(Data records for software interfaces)
==============================

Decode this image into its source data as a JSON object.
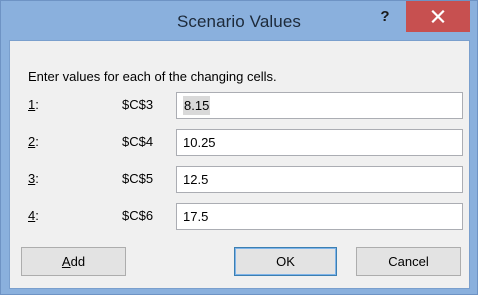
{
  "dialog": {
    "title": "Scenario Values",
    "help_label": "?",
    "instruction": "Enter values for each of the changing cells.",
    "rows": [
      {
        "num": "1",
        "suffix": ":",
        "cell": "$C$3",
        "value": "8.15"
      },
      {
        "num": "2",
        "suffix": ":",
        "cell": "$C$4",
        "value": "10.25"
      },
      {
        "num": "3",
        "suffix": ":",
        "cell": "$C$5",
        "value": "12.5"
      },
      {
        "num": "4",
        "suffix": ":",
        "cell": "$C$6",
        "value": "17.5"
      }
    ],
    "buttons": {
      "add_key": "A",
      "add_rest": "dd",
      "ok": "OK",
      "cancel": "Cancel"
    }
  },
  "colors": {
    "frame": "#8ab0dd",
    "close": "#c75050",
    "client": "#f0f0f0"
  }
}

==============================

:: ACTIVITY ::
Repeat the data above exactly, leaving out any pictures it holds.

:: SOLUTION TO THE EXERCISE ::
Decode this image into its source data as a JSON object.
{
  "dialog": {
    "title": "Scenario Values",
    "help_label": "?",
    "instruction": "Enter values for each of the changing cells.",
    "rows": [
      {
        "num": "1",
        "suffix": ":",
        "cell": "$C$3",
        "value": "8.15"
      },
      {
        "num": "2",
        "suffix": ":",
        "cell": "$C$4",
        "value": "10.25"
      },
      {
        "num": "3",
        "suffix": ":",
        "cell": "$C$5",
        "value": "12.5"
      },
      {
        "num": "4",
        "suffix": ":",
        "cell": "$C$6",
        "value": "17.5"
      }
    ],
    "buttons": {
      "add_key": "A",
      "add_rest": "dd",
      "ok": "OK",
      "cancel": "Cancel"
    }
  },
  "colors": {
    "frame": "#8ab0dd",
    "close": "#c75050",
    "client": "#f0f0f0"
  }
}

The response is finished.